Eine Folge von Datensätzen
>>>

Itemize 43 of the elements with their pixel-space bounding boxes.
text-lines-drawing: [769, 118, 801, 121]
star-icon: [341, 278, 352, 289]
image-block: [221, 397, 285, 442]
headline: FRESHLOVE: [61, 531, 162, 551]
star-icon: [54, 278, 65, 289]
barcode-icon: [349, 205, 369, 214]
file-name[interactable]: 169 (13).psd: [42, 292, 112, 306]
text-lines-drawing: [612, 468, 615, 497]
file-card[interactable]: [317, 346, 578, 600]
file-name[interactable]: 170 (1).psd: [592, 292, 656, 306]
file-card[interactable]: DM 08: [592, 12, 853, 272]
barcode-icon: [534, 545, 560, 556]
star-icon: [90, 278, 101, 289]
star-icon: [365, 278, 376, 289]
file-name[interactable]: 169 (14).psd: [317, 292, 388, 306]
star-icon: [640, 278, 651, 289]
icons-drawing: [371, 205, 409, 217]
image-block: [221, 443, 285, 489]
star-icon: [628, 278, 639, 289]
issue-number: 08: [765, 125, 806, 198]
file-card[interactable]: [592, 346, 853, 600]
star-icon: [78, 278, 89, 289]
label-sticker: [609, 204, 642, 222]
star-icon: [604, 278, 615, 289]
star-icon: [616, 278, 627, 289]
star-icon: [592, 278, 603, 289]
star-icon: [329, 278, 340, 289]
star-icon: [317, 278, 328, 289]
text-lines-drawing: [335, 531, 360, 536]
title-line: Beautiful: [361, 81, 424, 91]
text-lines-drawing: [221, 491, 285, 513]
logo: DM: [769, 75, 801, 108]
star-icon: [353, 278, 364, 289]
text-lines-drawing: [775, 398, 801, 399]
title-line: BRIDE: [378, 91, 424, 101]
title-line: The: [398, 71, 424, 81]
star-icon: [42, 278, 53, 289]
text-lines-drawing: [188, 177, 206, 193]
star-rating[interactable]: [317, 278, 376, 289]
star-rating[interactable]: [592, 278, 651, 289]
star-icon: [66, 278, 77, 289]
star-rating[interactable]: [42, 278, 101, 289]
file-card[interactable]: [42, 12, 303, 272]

<<<

» **AUFGABENSTELLUNG**
Zitiere bitte sämtliche Daten oben Zeile für Zeile und ohne jede Änderung.

» **VOLLSTÄNDIGE ANTWORT**
Itemize 43 of the elements with their pixel-space bounding boxes.
text-lines-drawing: [769, 118, 801, 121]
star-icon: [341, 278, 352, 289]
image-block: [221, 397, 285, 442]
headline: FRESHLOVE: [61, 531, 162, 551]
star-icon: [54, 278, 65, 289]
barcode-icon: [349, 205, 369, 214]
file-name[interactable]: 169 (13).psd: [42, 292, 112, 306]
text-lines-drawing: [612, 468, 615, 497]
file-card[interactable]: [317, 346, 578, 600]
file-name[interactable]: 170 (1).psd: [592, 292, 656, 306]
file-card[interactable]: DM 08: [592, 12, 853, 272]
barcode-icon: [534, 545, 560, 556]
star-icon: [90, 278, 101, 289]
star-icon: [365, 278, 376, 289]
file-name[interactable]: 169 (14).psd: [317, 292, 388, 306]
star-icon: [640, 278, 651, 289]
icons-drawing: [371, 205, 409, 217]
image-block: [221, 443, 285, 489]
star-icon: [628, 278, 639, 289]
issue-number: 08: [765, 125, 806, 198]
file-card[interactable]: [592, 346, 853, 600]
star-icon: [78, 278, 89, 289]
label-sticker: [609, 204, 642, 222]
star-icon: [604, 278, 615, 289]
star-icon: [616, 278, 627, 289]
star-icon: [592, 278, 603, 289]
star-icon: [329, 278, 340, 289]
star-icon: [317, 278, 328, 289]
text-lines-drawing: [335, 531, 360, 536]
title-line: Beautiful: [361, 81, 424, 91]
text-lines-drawing: [221, 491, 285, 513]
logo: DM: [769, 75, 801, 108]
star-icon: [353, 278, 364, 289]
text-lines-drawing: [775, 398, 801, 399]
title-line: BRIDE: [378, 91, 424, 101]
title-line: The: [398, 71, 424, 81]
star-icon: [42, 278, 53, 289]
text-lines-drawing: [188, 177, 206, 193]
star-rating[interactable]: [317, 278, 376, 289]
star-rating[interactable]: [592, 278, 651, 289]
star-icon: [66, 278, 77, 289]
star-rating[interactable]: [42, 278, 101, 289]
file-card[interactable]: [42, 12, 303, 272]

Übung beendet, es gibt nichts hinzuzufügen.